DIRECTIVE
Convert every row below into a Markdown table with a column named No. for the row number and a column named Line for the row, leaving out blank lines.
◇ ◇ ◇ ◇ ◇ ◇ ◇
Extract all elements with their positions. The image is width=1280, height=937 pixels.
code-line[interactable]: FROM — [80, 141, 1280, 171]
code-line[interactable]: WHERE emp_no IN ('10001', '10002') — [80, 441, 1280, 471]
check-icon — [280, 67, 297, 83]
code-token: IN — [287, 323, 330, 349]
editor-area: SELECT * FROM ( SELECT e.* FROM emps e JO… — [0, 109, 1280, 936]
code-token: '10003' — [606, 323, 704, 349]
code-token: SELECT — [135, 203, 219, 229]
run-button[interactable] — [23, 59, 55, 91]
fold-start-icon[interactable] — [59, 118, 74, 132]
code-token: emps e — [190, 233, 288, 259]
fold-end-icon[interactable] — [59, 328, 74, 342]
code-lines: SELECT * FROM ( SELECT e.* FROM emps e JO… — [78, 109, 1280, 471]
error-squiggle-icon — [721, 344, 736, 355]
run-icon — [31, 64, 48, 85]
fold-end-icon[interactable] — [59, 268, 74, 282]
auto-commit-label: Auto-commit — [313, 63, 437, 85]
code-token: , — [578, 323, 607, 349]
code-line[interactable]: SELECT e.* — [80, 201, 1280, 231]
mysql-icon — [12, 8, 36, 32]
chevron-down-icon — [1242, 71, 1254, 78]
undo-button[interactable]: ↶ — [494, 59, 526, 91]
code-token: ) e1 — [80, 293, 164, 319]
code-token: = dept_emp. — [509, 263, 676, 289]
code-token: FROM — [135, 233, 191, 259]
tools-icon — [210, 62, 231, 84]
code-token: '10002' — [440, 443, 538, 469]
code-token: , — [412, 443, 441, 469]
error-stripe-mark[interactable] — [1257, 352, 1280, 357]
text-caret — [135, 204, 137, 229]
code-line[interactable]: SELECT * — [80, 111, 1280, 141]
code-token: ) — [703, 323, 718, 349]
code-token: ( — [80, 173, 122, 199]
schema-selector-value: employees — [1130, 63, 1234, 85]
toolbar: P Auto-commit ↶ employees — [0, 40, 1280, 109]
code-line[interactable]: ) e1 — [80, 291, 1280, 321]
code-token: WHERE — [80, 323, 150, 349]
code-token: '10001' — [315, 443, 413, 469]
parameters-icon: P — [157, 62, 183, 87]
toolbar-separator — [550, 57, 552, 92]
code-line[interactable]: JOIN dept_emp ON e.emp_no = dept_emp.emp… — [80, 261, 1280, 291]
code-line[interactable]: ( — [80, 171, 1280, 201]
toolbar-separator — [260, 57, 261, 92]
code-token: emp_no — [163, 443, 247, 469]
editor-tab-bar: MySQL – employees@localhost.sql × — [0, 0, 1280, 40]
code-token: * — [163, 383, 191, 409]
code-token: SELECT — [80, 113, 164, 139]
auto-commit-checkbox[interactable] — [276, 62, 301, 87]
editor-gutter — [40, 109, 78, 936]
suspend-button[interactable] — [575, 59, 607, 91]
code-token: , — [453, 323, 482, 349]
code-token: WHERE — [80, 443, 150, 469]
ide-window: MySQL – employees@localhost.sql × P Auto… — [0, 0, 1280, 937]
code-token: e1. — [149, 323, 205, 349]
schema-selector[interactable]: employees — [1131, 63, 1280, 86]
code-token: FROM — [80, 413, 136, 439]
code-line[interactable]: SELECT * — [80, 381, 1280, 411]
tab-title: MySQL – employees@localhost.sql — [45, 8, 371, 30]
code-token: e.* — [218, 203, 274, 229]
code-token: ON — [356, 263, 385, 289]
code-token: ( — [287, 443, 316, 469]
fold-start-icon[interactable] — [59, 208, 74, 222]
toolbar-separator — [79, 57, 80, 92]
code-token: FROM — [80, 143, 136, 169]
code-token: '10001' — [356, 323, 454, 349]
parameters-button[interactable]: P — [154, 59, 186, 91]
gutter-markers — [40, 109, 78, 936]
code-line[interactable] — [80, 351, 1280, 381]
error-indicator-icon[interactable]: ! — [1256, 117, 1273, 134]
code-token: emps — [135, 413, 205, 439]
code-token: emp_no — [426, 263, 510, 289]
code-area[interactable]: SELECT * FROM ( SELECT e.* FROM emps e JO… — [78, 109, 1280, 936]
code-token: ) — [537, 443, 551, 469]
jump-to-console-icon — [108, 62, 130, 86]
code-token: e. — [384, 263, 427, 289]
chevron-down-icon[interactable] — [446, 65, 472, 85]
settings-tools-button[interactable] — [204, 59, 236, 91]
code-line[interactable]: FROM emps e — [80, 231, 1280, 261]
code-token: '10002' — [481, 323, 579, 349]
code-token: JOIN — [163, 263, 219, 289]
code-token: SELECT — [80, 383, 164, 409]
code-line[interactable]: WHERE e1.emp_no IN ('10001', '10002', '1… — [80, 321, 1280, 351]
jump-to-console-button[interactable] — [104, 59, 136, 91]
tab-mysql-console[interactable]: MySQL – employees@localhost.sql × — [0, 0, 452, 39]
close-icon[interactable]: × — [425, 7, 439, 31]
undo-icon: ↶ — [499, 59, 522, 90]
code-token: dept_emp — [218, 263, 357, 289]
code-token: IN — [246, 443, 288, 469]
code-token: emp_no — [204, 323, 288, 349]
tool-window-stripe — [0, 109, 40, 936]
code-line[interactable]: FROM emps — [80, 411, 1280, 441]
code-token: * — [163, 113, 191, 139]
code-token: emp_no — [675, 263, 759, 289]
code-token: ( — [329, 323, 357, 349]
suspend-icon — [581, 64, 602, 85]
◇ ◇ ◇ ◇ ◇ ◇ ◇
FINAL RESULT
| No. | Line |
|---|---|
| 1 | Extract all elements with their positions. The image is width=1280, height=937 pixels. |
| 2 | code-line[interactable]: FROM — [80, 141, 1280, 171] |
| 3 | code-line[interactable]: WHERE emp_no IN ('10001', '10002') — [80, 441, 1280, 471] |
| 4 | check-icon — [280, 67, 297, 83] |
| 5 | code-token: IN — [287, 323, 330, 349] |
| 6 | editor-area: SELECT * FROM ( SELECT e.* FROM emps e JO… — [0, 109, 1280, 936] |
| 7 | code-token: '10003' — [606, 323, 704, 349] |
| 8 | code-token: SELECT — [135, 203, 219, 229] |
| 9 | run-button[interactable] — [23, 59, 55, 91] |
| 10 | fold-start-icon[interactable] — [59, 118, 74, 132] |
| 11 | code-token: emps e — [190, 233, 288, 259] |
| 12 | fold-end-icon[interactable] — [59, 328, 74, 342] |
| 13 | code-lines: SELECT * FROM ( SELECT e.* FROM emps e JO… — [78, 109, 1280, 471] |
| 14 | error-squiggle-icon — [721, 344, 736, 355] |
| 15 | run-icon — [31, 64, 48, 85] |
| 16 | fold-end-icon[interactable] — [59, 268, 74, 282] |
| 17 | auto-commit-label: Auto-commit — [313, 63, 437, 85] |
| 18 | code-token: , — [578, 323, 607, 349] |
| 19 | code-line[interactable]: SELECT e.* — [80, 201, 1280, 231] |
| 20 | mysql-icon — [12, 8, 36, 32] |
| 21 | chevron-down-icon — [1242, 71, 1254, 78] |
| 22 | undo-button[interactable]: ↶ — [494, 59, 526, 91] |
| 23 | code-token: ) e1 — [80, 293, 164, 319] |
| 24 | code-token: = dept_emp. — [509, 263, 676, 289] |
| 25 | code-token: FROM — [135, 233, 191, 259] |
| 26 | tools-icon — [210, 62, 231, 84] |
| 27 | code-token: '10002' — [440, 443, 538, 469] |
| 28 | code-token: , — [412, 443, 441, 469] |
| 29 | error-stripe-mark[interactable] — [1257, 352, 1280, 357] |
| 30 | text-caret — [135, 204, 137, 229] |
| 31 | code-line[interactable]: SELECT * — [80, 111, 1280, 141] |
| 32 | code-token: ) — [703, 323, 718, 349] |
| 33 | code-token: ( — [80, 173, 122, 199] |
| 34 | schema-selector-value: employees — [1130, 63, 1234, 85] |
| 35 | toolbar: P Auto-commit ↶ employees — [0, 40, 1280, 109] |
| 36 | code-line[interactable]: ) e1 — [80, 291, 1280, 321] |
| 37 | code-token: WHERE — [80, 323, 150, 349] |
| 38 | code-token: '10001' — [315, 443, 413, 469] |
| 39 | parameters-icon: P — [157, 62, 183, 87] |
| 40 | toolbar-separator — [550, 57, 552, 92] |
| 41 | code-line[interactable]: JOIN dept_emp ON e.emp_no = dept_emp.emp… — [80, 261, 1280, 291] |
| 42 | code-line[interactable]: ( — [80, 171, 1280, 201] |
| 43 | toolbar-separator — [260, 57, 261, 92] |
| 44 | code-token: emp_no — [163, 443, 247, 469] |
| 45 | editor-tab-bar: MySQL – employees@localhost.sql × — [0, 0, 1280, 40] |
| 46 | code-token: * — [163, 383, 191, 409] |
| 47 | code-token: SELECT — [80, 113, 164, 139] |
| 48 | auto-commit-checkbox[interactable] — [276, 62, 301, 87] |
| 49 | editor-gutter — [40, 109, 78, 936] |
| 50 | suspend-button[interactable] — [575, 59, 607, 91] |
| 51 | code-token: , — [453, 323, 482, 349] |
| 52 | code-token: WHERE — [80, 443, 150, 469] |
| 53 | ide-window: MySQL – employees@localhost.sql × P Auto… — [0, 0, 1280, 937] |
| 54 | code-token: e1. — [149, 323, 205, 349] |
| 55 | schema-selector[interactable]: employees — [1131, 63, 1280, 86] |
| 56 | code-token: FROM — [80, 413, 136, 439] |
| 57 | code-line[interactable]: SELECT * — [80, 381, 1280, 411] |
| 58 | tab-title: MySQL – employees@localhost.sql — [45, 8, 371, 30] |
| 59 | code-token: e.* — [218, 203, 274, 229] |
| 60 | code-token: ON — [356, 263, 385, 289] |
| 61 | code-token: ( — [287, 443, 316, 469] |
| 62 | fold-start-icon[interactable] — [59, 208, 74, 222] |
| 63 | toolbar-separator — [79, 57, 80, 92] |
| 64 | code-token: FROM — [80, 143, 136, 169] |
| 65 | code-token: '10001' — [356, 323, 454, 349] |
| 66 | parameters-button[interactable]: P — [154, 59, 186, 91] |
| 67 | gutter-markers — [40, 109, 78, 936] |
| 68 | code-line[interactable] — [80, 351, 1280, 381] |
| 69 | error-indicator-icon[interactable]: ! — [1256, 117, 1273, 134] |
| 70 | code-token: emps — [135, 413, 205, 439] |
| 71 | code-token: emp_no — [426, 263, 510, 289] |
| 72 | code-area[interactable]: SELECT * FROM ( SELECT e.* FROM emps e JO… — [78, 109, 1280, 936] |
| 73 | code-token: ) — [537, 443, 551, 469] |
| 74 | jump-to-console-icon — [108, 62, 130, 86] |
| 75 | code-token: e. — [384, 263, 427, 289] |
| 76 | chevron-down-icon[interactable] — [446, 65, 472, 85] |
| 77 | settings-tools-button[interactable] — [204, 59, 236, 91] |
| 78 | code-line[interactable]: FROM emps e — [80, 231, 1280, 261] |
| 79 | code-token: '10002' — [481, 323, 579, 349] |
| 80 | code-token: JOIN — [163, 263, 219, 289] |
| 81 | code-token: SELECT — [80, 383, 164, 409] |
| 82 | code-line[interactable]: WHERE e1.emp_no IN ('10001', '10002', '1… — [80, 321, 1280, 351] |
| 83 | jump-to-console-button[interactable] — [104, 59, 136, 91] |
| 84 | tab-mysql-console[interactable]: MySQL – employees@localhost.sql × — [0, 0, 452, 39] |
| 85 | close-icon[interactable]: × — [425, 7, 439, 31] |
| 86 | undo-icon: ↶ — [499, 59, 522, 90] |
| 87 | code-token: dept_emp — [218, 263, 357, 289] |
| 88 | code-token: IN — [246, 443, 288, 469] |
| 89 | code-token: emp_no — [204, 323, 288, 349] |
| 90 | tool-window-stripe — [0, 109, 40, 936] |
| 91 | code-line[interactable]: FROM emps — [80, 411, 1280, 441] |
| 92 | code-token: * — [163, 113, 191, 139] |
| 93 | code-token: emp_no — [675, 263, 759, 289] |
| 94 | code-token: ( — [329, 323, 357, 349] |
| 95 | suspend-icon — [581, 64, 602, 85] |